▶ **Your task**
Pictures do not belong in the copy; restate the records below word for word.

▶ **Stored data entries**
-- -- --

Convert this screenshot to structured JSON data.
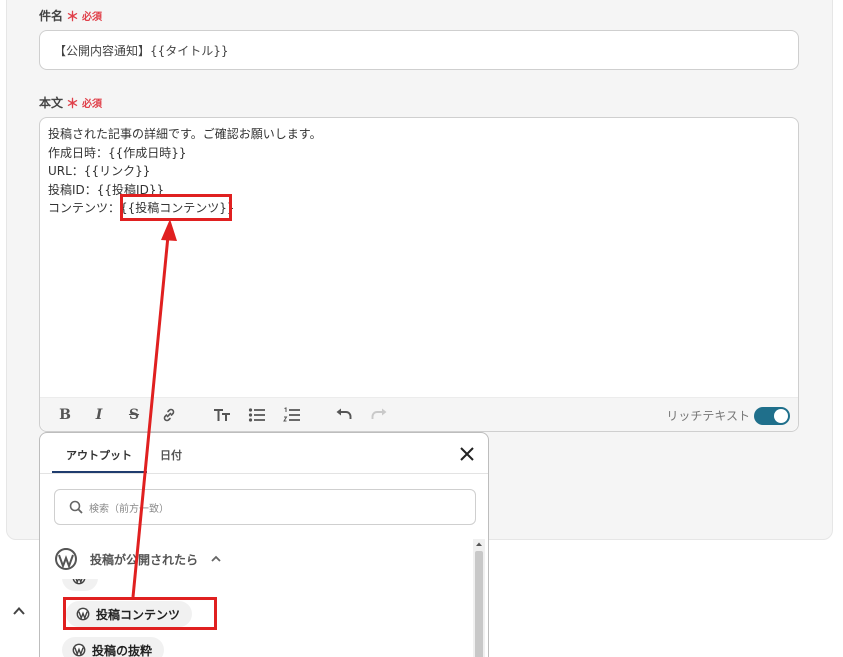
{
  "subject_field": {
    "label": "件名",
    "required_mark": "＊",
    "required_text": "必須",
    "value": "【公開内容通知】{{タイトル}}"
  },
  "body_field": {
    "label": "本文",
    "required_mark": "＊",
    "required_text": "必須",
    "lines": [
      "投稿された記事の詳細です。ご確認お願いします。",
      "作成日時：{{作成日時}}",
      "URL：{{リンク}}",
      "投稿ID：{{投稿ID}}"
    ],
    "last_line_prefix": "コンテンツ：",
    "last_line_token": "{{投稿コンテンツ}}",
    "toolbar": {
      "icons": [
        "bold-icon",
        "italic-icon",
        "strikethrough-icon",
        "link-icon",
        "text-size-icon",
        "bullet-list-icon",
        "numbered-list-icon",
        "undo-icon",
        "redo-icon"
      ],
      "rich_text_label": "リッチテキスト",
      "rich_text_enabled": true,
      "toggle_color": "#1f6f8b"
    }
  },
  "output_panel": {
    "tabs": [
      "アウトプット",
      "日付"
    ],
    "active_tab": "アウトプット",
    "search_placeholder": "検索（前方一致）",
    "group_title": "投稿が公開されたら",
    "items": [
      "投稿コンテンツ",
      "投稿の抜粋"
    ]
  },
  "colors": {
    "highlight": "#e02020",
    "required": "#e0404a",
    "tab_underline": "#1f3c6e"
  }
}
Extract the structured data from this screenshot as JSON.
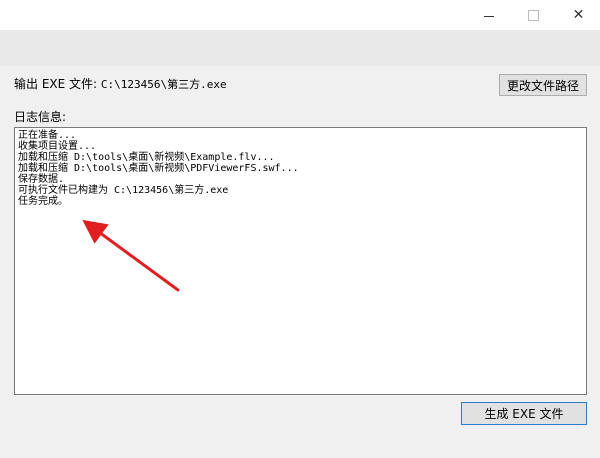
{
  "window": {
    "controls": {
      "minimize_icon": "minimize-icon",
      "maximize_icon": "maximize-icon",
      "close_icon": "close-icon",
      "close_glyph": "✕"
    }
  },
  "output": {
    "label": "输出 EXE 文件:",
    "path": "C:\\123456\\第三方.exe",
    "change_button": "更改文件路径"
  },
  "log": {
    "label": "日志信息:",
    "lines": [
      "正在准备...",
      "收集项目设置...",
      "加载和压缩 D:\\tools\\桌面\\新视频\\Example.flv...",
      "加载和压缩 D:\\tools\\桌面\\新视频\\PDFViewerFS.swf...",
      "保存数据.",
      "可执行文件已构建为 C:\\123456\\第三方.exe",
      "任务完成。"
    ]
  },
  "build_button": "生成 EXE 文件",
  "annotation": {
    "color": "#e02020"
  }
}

-- -- --

▶ **Answer below**
Convert this screenshot to structured JSON data.
{
  "subject_field": {
    "label": "件名",
    "required_mark": "＊",
    "required_text": "必須",
    "value": "【公開内容通知】{{タイトル}}"
  },
  "body_field": {
    "label": "本文",
    "required_mark": "＊",
    "required_text": "必須",
    "lines": [
      "投稿された記事の詳細です。ご確認お願いします。",
      "作成日時：{{作成日時}}",
      "URL：{{リンク}}",
      "投稿ID：{{投稿ID}}"
    ],
    "last_line_prefix": "コンテンツ：",
    "last_line_token": "{{投稿コンテンツ}}",
    "toolbar": {
      "icons": [
        "bold-icon",
        "italic-icon",
        "strikethrough-icon",
        "link-icon",
        "text-size-icon",
        "bullet-list-icon",
        "numbered-list-icon",
        "undo-icon",
        "redo-icon"
      ],
      "rich_text_label": "リッチテキスト",
      "rich_text_enabled": true,
      "toggle_color": "#1f6f8b"
    }
  },
  "output_panel": {
    "tabs": [
      "アウトプット",
      "日付"
    ],
    "active_tab": "アウトプット",
    "search_placeholder": "検索（前方一致）",
    "group_title": "投稿が公開されたら",
    "items": [
      "投稿コンテンツ",
      "投稿の抜粋"
    ]
  },
  "colors": {
    "highlight": "#e02020",
    "required": "#e0404a",
    "tab_underline": "#1f3c6e"
  }
}
Extract the structured data from this screenshot as JSON.
{
  "window": {
    "controls": {
      "minimize_icon": "minimize-icon",
      "maximize_icon": "maximize-icon",
      "close_icon": "close-icon",
      "close_glyph": "✕"
    }
  },
  "output": {
    "label": "输出 EXE 文件:",
    "path": "C:\\123456\\第三方.exe",
    "change_button": "更改文件路径"
  },
  "log": {
    "label": "日志信息:",
    "lines": [
      "正在准备...",
      "收集项目设置...",
      "加载和压缩 D:\\tools\\桌面\\新视频\\Example.flv...",
      "加载和压缩 D:\\tools\\桌面\\新视频\\PDFViewerFS.swf...",
      "保存数据.",
      "可执行文件已构建为 C:\\123456\\第三方.exe",
      "任务完成。"
    ]
  },
  "build_button": "生成 EXE 文件",
  "annotation": {
    "color": "#e02020"
  }
}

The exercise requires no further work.